TASK TO COMPLETE.
Pull out every line of the data below that contains the word "nhưng". Case counts.

SUPPLIED MATERIAL.
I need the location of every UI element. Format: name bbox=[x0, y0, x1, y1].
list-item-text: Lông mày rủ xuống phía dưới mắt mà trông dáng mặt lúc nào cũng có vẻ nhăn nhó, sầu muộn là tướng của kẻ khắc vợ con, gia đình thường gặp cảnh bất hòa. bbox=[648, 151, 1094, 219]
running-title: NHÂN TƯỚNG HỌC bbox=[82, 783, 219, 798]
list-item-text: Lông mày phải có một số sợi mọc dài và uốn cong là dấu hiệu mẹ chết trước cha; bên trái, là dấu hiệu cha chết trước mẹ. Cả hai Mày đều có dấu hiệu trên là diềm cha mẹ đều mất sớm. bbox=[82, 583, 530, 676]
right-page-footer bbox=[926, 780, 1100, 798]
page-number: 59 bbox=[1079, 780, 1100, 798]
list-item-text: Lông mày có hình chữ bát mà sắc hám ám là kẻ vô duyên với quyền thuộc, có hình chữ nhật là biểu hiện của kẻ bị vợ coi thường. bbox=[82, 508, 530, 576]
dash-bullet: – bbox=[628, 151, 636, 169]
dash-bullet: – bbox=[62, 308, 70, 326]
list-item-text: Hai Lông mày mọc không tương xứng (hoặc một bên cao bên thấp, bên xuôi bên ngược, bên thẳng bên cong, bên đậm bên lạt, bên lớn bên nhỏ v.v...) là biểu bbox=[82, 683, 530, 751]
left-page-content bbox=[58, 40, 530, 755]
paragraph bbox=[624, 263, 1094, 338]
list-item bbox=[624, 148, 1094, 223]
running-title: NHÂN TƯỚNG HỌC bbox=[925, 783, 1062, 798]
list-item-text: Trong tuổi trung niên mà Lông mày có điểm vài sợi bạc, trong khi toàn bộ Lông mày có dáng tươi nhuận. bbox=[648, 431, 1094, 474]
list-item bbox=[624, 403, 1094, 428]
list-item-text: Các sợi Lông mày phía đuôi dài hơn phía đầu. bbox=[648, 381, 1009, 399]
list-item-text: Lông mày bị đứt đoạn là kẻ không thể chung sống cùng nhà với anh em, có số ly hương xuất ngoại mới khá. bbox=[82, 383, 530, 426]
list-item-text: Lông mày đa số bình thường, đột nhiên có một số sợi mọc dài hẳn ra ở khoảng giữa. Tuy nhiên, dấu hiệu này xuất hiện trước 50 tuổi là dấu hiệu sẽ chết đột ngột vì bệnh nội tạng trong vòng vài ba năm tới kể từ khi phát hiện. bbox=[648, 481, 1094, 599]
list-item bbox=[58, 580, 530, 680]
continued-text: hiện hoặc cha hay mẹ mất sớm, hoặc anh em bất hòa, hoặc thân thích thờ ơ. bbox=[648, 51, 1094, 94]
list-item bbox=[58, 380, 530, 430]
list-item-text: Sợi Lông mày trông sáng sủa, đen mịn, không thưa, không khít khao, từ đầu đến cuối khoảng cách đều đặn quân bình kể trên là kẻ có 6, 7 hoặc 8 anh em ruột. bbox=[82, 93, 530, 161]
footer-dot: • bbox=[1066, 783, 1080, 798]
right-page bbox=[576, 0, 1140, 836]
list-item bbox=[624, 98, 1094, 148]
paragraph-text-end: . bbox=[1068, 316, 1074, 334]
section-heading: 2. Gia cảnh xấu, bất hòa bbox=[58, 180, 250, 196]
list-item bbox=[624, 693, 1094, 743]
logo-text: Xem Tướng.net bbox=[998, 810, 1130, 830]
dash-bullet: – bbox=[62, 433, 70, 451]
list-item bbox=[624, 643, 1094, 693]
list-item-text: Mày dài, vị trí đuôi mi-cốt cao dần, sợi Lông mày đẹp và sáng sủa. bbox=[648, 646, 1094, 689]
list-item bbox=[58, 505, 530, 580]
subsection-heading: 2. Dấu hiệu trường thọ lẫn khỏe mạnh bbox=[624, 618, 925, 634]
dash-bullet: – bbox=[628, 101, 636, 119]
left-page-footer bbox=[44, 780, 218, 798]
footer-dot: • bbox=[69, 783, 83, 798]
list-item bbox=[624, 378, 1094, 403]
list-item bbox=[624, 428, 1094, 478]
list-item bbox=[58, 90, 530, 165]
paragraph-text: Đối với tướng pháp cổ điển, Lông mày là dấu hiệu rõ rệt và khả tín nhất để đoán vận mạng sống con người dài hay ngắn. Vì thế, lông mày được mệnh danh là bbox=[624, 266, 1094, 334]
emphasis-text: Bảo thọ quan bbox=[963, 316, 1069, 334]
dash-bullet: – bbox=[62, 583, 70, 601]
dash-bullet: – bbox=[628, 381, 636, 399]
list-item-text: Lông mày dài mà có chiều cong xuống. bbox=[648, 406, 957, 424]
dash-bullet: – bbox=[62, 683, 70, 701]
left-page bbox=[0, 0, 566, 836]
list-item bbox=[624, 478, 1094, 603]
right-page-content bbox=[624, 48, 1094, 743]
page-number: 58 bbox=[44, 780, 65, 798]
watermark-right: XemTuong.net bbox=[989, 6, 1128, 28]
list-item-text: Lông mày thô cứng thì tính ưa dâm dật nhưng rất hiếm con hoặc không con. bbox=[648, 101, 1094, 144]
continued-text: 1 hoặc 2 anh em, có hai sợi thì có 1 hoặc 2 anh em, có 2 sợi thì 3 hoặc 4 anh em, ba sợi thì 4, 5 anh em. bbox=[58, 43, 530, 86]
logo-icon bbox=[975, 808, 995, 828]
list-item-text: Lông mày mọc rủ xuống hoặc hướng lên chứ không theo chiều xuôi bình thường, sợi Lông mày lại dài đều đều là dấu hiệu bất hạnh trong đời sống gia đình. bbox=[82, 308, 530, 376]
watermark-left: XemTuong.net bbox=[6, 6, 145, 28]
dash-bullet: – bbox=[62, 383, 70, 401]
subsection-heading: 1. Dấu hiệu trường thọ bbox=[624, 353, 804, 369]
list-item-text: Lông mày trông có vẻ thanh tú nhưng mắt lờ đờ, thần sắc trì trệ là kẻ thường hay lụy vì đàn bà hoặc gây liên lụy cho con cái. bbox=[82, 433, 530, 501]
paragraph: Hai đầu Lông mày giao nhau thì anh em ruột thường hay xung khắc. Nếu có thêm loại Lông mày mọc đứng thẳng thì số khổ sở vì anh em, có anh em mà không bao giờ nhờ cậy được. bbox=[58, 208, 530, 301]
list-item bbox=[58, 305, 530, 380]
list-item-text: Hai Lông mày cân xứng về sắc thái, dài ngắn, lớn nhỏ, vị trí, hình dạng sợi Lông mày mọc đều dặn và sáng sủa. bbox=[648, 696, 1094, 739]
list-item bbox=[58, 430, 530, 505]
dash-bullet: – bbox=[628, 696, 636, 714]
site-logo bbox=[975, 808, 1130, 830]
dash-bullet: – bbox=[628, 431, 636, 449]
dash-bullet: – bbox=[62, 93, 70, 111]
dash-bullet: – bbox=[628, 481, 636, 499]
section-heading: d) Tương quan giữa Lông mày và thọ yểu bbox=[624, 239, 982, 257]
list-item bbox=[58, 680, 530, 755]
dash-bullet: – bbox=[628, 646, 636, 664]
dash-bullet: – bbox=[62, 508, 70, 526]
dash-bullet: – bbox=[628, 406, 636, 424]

RESPONSE.
list-item-text: Lông mày thô cứng thì tính ưa dâm dật nhưng rất hiếm con hoặc không con. bbox=[648, 101, 1094, 144]
list-item-text: Lông mày trông có vẻ thanh tú nhưng mắt lờ đờ, thần sắc trì trệ là kẻ thường hay lụy vì đàn bà hoặc gây liên lụy cho con cái. bbox=[82, 433, 530, 501]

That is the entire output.